* _WORK REQUIRED_: Return the lines below that contain the word "intermediate".

* _DATA TO PROCESS_:
----------------
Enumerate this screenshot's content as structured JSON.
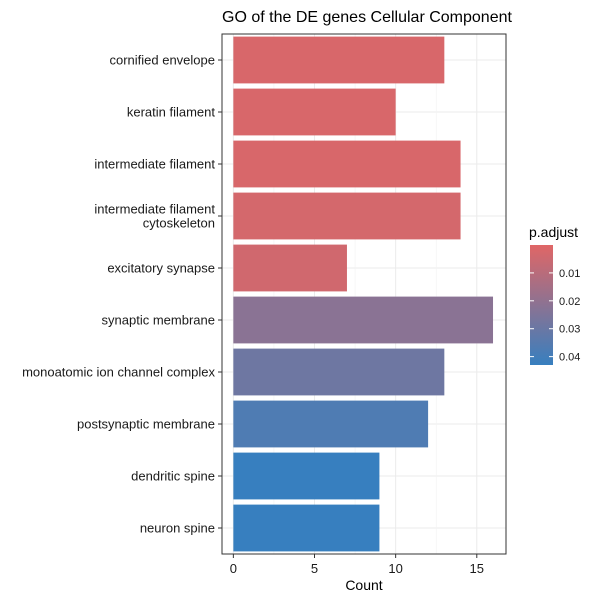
{
  "chart_data": {
    "type": "bar",
    "orientation": "horizontal",
    "title": "GO of the DE genes Cellular Component",
    "xlabel": "Count",
    "ylabel": "",
    "xlim": [
      -0.7,
      16.8
    ],
    "xticks": [
      0,
      5,
      10,
      15
    ],
    "grid": true,
    "categories": [
      "cornified envelope",
      "keratin filament",
      "intermediate filament",
      "intermediate filament\ncytoskeleton",
      "excitatory synapse",
      "synaptic membrane",
      "monoatomic ion channel complex",
      "postsynaptic membrane",
      "dendritic spine",
      "neuron spine"
    ],
    "values": [
      13,
      10,
      14,
      14,
      7,
      16,
      13,
      12,
      9,
      9
    ],
    "p_adjust": [
      0.002,
      0.002,
      0.002,
      0.003,
      0.004,
      0.022,
      0.029,
      0.037,
      0.043,
      0.043
    ],
    "legend": {
      "title": "p.adjust",
      "position": "right",
      "range": [
        0.0,
        0.043
      ],
      "ticks": [
        0.01,
        0.02,
        0.03,
        0.04
      ],
      "tick_labels": [
        "0.01",
        "0.02",
        "0.03",
        "0.04"
      ],
      "color_low": "#e06666",
      "color_high": "#377fbf"
    },
    "colors": {
      "panel_border": "#333333",
      "grid": "#ebebeb"
    }
  }
}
----------------
* _RESPONSE_:
      "intermediate filament",
      "intermediate filament\ncytoskeleton",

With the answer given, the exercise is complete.